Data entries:
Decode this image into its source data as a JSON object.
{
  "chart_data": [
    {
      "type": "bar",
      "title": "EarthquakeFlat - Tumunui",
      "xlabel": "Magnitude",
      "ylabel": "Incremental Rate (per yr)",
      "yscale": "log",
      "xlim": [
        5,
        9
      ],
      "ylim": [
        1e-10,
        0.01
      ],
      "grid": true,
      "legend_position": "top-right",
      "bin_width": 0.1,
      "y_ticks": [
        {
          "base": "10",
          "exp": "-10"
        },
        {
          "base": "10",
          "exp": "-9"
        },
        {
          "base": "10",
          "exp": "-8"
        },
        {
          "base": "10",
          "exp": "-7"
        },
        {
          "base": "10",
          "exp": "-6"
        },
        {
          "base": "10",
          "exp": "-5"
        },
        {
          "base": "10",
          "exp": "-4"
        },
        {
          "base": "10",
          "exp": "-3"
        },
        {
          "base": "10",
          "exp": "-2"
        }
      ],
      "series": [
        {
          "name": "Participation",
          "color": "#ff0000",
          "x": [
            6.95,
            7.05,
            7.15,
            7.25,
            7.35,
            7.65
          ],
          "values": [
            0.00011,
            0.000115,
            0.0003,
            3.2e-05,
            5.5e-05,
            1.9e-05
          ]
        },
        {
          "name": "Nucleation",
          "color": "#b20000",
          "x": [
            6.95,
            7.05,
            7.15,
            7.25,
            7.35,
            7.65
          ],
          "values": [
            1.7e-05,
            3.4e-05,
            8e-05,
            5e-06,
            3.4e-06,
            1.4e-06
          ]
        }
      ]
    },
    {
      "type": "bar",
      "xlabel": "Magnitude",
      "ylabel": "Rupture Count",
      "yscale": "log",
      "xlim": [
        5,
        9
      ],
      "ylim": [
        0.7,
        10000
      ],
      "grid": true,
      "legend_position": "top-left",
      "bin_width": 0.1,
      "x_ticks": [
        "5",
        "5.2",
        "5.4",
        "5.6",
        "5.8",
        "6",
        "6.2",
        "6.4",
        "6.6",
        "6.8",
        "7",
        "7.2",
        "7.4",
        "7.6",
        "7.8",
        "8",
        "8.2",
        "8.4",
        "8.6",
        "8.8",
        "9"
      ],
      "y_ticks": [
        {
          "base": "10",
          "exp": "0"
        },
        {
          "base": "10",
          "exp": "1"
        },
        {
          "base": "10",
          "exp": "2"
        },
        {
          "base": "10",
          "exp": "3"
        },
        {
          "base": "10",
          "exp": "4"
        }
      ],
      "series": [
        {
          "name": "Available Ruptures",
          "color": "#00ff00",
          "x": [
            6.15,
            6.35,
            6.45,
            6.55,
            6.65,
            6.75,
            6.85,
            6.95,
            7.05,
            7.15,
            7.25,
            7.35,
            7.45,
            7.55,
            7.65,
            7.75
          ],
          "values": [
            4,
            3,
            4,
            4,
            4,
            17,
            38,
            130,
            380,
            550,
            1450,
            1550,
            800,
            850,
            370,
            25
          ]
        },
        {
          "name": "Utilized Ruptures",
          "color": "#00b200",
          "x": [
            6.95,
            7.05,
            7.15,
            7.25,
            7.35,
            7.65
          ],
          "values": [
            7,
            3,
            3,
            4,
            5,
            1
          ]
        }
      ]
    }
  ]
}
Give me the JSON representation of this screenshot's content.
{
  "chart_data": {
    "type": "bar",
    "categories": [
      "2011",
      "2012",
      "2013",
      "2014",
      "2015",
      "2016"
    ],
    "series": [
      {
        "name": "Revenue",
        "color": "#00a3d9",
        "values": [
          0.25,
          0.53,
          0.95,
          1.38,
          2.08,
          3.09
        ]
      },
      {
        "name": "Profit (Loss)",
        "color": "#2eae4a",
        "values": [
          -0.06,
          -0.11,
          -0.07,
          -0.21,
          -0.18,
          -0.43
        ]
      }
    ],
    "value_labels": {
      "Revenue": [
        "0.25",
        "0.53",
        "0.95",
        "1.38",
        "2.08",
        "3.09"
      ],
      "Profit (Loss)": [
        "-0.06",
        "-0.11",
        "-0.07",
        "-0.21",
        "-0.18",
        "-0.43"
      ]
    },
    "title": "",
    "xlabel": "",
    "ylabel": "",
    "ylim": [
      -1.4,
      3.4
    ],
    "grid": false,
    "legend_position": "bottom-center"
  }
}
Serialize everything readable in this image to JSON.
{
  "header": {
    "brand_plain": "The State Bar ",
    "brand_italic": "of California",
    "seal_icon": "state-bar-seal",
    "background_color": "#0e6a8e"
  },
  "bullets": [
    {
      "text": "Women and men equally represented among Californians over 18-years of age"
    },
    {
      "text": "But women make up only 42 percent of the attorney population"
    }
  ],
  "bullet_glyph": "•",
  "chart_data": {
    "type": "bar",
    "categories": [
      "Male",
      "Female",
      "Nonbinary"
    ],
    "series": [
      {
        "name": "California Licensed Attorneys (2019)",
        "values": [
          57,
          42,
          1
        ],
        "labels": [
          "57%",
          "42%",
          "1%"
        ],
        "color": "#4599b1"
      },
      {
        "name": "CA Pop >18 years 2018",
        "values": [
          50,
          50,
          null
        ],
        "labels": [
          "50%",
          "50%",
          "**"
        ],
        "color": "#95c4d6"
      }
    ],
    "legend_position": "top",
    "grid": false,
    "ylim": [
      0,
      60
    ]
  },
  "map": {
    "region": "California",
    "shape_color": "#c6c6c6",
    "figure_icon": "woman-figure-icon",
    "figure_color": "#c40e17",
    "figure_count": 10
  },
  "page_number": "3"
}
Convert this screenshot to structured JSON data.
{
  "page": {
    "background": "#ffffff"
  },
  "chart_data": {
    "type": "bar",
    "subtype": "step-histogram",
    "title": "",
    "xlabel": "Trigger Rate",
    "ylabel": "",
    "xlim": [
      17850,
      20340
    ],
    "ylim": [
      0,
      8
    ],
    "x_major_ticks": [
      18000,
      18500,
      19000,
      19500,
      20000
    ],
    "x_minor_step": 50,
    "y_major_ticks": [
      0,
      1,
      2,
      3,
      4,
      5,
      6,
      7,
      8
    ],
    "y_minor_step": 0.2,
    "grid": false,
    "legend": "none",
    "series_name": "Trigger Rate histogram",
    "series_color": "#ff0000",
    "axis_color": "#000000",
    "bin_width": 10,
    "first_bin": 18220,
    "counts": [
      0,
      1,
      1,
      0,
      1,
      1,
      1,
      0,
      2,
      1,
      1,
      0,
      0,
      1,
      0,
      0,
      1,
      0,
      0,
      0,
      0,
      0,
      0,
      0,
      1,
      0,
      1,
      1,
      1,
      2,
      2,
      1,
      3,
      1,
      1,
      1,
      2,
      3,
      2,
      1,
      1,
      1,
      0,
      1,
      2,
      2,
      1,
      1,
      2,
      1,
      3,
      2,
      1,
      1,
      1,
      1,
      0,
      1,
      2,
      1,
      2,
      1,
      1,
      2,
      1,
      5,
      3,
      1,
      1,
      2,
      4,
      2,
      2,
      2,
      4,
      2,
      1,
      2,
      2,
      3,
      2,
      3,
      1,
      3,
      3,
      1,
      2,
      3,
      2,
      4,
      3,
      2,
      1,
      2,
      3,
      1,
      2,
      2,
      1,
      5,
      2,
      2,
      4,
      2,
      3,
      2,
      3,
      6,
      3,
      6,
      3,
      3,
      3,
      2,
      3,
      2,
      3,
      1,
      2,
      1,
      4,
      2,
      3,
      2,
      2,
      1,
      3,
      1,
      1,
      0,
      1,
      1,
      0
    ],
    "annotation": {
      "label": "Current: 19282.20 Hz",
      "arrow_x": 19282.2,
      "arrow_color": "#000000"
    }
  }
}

Directions for this task:
Copy out each line in the listing that has the word "years".

Solution to the exercise:
      "text": "Women and men equally represented among Californians over 18-years of age"
        "name": "CA Pop >18 years 2018",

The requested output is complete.